Prompt
Repeat every line from the line containing "Give me the" to the end of the data, exactly. Leave the pictures out.

Data to use
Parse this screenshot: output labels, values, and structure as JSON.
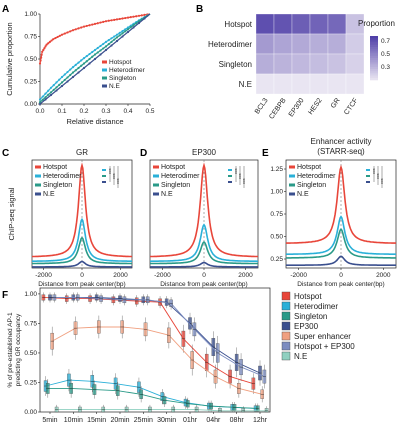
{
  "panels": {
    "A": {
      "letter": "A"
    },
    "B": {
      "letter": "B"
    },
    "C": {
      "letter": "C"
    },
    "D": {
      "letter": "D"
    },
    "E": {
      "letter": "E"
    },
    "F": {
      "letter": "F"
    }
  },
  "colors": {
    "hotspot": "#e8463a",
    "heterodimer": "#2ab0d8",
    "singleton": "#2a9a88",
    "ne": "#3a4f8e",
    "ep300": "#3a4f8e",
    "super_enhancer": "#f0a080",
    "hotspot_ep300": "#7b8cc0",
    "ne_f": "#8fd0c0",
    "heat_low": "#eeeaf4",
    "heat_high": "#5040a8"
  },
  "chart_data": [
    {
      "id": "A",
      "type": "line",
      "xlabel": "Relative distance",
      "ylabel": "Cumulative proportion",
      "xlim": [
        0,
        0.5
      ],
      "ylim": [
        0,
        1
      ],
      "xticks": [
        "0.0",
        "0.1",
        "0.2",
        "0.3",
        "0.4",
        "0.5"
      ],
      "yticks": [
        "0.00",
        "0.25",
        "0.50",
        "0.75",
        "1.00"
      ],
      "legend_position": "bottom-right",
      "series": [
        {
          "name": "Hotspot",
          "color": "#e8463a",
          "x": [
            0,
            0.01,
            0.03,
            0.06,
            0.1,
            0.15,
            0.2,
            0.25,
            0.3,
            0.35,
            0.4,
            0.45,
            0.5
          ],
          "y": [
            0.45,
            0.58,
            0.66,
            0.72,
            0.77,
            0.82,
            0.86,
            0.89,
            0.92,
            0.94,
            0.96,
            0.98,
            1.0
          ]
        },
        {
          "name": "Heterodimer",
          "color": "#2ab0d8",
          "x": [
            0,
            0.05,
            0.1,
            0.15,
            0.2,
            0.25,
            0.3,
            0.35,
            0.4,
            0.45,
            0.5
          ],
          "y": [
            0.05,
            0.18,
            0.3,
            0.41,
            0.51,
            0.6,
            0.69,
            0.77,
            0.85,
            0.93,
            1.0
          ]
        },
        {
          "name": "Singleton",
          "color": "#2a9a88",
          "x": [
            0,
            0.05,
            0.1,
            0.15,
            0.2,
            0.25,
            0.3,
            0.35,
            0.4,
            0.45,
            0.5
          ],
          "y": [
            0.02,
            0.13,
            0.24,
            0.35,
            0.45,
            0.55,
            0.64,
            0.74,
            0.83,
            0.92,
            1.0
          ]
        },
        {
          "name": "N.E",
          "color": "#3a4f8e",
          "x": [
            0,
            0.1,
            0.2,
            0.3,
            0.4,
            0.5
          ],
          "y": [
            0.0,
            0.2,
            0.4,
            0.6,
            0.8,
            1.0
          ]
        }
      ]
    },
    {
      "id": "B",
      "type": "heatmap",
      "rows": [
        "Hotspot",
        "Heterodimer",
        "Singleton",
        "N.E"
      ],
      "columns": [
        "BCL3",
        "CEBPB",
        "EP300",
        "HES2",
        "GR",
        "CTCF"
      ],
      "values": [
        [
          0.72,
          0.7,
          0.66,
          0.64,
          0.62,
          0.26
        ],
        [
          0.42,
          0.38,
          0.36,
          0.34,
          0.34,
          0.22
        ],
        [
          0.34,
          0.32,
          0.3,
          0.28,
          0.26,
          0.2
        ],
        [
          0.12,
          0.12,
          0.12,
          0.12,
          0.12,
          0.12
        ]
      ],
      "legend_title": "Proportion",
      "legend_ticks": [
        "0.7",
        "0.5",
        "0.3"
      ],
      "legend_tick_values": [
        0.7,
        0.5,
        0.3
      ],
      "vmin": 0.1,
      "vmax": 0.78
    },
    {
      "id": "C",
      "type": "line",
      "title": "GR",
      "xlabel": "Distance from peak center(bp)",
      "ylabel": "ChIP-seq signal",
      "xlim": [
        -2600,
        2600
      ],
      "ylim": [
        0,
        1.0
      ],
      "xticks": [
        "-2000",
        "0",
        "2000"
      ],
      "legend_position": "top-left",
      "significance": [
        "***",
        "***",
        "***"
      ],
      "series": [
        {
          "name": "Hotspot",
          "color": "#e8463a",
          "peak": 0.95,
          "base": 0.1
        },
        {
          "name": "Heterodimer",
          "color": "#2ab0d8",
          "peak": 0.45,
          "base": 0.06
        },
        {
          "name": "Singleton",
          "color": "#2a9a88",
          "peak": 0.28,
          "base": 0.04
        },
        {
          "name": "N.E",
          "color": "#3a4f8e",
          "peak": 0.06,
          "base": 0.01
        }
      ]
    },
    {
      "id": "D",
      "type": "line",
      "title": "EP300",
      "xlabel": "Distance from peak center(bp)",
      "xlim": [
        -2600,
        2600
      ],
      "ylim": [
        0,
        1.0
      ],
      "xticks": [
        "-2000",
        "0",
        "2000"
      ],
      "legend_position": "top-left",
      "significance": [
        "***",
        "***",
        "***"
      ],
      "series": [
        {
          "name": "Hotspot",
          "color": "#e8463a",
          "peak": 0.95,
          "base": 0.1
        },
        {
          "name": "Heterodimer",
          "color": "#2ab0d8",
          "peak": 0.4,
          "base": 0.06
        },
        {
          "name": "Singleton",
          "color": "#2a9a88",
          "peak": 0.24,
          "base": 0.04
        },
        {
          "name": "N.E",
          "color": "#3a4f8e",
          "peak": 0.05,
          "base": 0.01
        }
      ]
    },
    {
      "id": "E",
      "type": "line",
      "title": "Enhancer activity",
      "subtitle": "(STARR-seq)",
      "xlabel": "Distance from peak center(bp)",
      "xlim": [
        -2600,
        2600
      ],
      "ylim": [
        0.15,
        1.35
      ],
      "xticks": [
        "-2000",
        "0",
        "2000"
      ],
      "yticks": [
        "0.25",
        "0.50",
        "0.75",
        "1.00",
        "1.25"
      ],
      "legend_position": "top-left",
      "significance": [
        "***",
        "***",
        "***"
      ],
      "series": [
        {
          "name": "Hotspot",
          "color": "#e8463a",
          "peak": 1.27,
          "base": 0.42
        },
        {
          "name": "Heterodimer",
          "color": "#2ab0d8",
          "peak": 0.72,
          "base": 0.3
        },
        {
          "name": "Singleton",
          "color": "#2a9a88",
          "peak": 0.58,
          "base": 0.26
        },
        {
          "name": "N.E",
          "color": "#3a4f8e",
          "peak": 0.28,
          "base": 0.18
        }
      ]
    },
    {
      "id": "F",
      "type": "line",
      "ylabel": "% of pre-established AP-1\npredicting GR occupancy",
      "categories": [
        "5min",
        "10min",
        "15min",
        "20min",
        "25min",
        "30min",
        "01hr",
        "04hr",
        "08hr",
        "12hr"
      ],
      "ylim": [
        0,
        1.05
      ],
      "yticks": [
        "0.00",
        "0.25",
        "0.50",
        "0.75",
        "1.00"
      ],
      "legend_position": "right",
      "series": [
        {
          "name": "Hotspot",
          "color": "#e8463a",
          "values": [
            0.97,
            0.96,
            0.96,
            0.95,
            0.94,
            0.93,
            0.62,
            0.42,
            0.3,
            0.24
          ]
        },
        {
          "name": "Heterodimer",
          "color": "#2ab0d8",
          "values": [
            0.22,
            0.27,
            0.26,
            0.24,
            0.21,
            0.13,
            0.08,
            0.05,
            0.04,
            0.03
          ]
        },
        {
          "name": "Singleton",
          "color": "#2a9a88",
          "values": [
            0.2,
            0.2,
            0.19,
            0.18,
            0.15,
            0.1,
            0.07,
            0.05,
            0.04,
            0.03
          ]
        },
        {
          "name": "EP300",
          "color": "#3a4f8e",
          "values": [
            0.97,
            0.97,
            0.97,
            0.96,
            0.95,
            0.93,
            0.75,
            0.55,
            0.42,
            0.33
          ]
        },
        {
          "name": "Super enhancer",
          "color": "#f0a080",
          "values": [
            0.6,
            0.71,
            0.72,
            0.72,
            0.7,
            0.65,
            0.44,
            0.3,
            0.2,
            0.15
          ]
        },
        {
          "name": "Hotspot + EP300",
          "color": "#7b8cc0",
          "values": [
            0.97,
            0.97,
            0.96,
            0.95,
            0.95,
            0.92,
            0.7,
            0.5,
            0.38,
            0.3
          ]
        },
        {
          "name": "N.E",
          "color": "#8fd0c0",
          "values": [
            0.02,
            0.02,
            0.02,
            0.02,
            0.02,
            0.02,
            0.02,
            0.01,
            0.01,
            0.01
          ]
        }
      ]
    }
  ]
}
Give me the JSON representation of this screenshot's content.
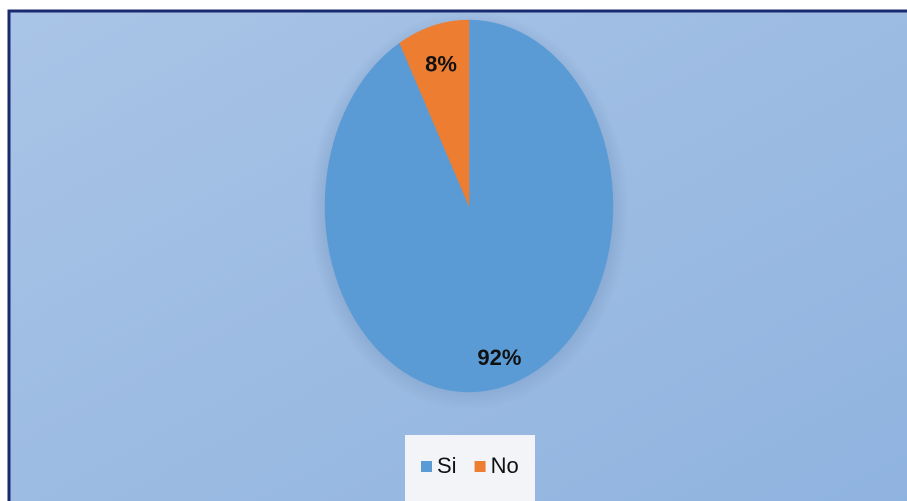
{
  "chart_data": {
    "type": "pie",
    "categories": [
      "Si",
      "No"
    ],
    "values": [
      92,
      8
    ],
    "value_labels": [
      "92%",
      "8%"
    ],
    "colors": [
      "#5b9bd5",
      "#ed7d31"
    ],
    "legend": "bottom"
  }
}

Solution to the exercise
Give me the JSON representation of this screenshot's content.
{
  "chart_data": {
    "type": "pie",
    "categories": [
      "Si",
      "No"
    ],
    "values": [
      92,
      8
    ],
    "value_labels": [
      "92%",
      "8%"
    ],
    "colors": [
      "#5b9bd5",
      "#ed7d31"
    ],
    "legend": "bottom"
  }
}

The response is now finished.